AIM OF THE TASK: Repeat the material exactly, leaving nothing out.

LISTED ENTRIES:
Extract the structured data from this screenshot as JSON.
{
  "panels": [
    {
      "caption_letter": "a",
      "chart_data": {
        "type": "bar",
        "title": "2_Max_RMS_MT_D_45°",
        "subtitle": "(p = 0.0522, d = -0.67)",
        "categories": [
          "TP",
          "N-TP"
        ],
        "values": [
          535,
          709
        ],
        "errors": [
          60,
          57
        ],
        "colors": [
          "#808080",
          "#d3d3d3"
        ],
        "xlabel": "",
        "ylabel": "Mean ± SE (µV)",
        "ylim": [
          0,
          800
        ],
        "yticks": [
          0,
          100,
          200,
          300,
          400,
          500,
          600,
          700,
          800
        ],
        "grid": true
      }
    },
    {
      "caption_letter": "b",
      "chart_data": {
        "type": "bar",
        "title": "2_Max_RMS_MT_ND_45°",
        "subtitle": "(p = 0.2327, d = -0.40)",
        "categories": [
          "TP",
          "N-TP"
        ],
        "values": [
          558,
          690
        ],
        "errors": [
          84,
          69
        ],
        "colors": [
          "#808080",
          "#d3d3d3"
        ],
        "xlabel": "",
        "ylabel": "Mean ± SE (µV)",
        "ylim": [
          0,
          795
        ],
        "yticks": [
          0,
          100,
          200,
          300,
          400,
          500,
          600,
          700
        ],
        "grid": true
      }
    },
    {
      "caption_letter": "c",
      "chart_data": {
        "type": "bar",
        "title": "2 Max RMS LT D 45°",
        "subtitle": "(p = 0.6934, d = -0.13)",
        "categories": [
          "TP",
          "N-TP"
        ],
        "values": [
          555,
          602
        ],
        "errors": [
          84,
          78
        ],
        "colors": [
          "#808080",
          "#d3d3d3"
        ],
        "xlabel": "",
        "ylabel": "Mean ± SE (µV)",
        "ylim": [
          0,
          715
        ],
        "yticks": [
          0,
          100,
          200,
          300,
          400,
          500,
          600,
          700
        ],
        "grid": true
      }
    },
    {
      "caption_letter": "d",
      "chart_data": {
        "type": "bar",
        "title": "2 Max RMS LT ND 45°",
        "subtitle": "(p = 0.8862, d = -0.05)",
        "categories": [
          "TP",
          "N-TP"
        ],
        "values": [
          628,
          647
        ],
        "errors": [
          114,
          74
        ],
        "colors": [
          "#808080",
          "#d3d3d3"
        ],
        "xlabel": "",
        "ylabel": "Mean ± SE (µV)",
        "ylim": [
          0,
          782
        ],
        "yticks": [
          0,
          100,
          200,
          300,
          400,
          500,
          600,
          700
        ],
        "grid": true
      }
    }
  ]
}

CORRECT RESPONSE:
Extract the structured data from this screenshot as JSON.
{
  "panels": [
    {
      "caption_letter": "a",
      "chart_data": {
        "type": "bar",
        "title": "2_Max_RMS_MT_D_45°",
        "subtitle": "(p = 0.0522, d = -0.67)",
        "categories": [
          "TP",
          "N-TP"
        ],
        "values": [
          535,
          709
        ],
        "errors": [
          60,
          57
        ],
        "colors": [
          "#808080",
          "#d3d3d3"
        ],
        "xlabel": "",
        "ylabel": "Mean ± SE (µV)",
        "ylim": [
          0,
          800
        ],
        "yticks": [
          0,
          100,
          200,
          300,
          400,
          500,
          600,
          700,
          800
        ],
        "grid": true
      }
    },
    {
      "caption_letter": "b",
      "chart_data": {
        "type": "bar",
        "title": "2_Max_RMS_MT_ND_45°",
        "subtitle": "(p = 0.2327, d = -0.40)",
        "categories": [
          "TP",
          "N-TP"
        ],
        "values": [
          558,
          690
        ],
        "errors": [
          84,
          69
        ],
        "colors": [
          "#808080",
          "#d3d3d3"
        ],
        "xlabel": "",
        "ylabel": "Mean ± SE (µV)",
        "ylim": [
          0,
          795
        ],
        "yticks": [
          0,
          100,
          200,
          300,
          400,
          500,
          600,
          700
        ],
        "grid": true
      }
    },
    {
      "caption_letter": "c",
      "chart_data": {
        "type": "bar",
        "title": "2 Max RMS LT D 45°",
        "subtitle": "(p = 0.6934, d = -0.13)",
        "categories": [
          "TP",
          "N-TP"
        ],
        "values": [
          555,
          602
        ],
        "errors": [
          84,
          78
        ],
        "colors": [
          "#808080",
          "#d3d3d3"
        ],
        "xlabel": "",
        "ylabel": "Mean ± SE (µV)",
        "ylim": [
          0,
          715
        ],
        "yticks": [
          0,
          100,
          200,
          300,
          400,
          500,
          600,
          700
        ],
        "grid": true
      }
    },
    {
      "caption_letter": "d",
      "chart_data": {
        "type": "bar",
        "title": "2 Max RMS LT ND 45°",
        "subtitle": "(p = 0.8862, d = -0.05)",
        "categories": [
          "TP",
          "N-TP"
        ],
        "values": [
          628,
          647
        ],
        "errors": [
          114,
          74
        ],
        "colors": [
          "#808080",
          "#d3d3d3"
        ],
        "xlabel": "",
        "ylabel": "Mean ± SE (µV)",
        "ylim": [
          0,
          782
        ],
        "yticks": [
          0,
          100,
          200,
          300,
          400,
          500,
          600,
          700
        ],
        "grid": true
      }
    }
  ]
}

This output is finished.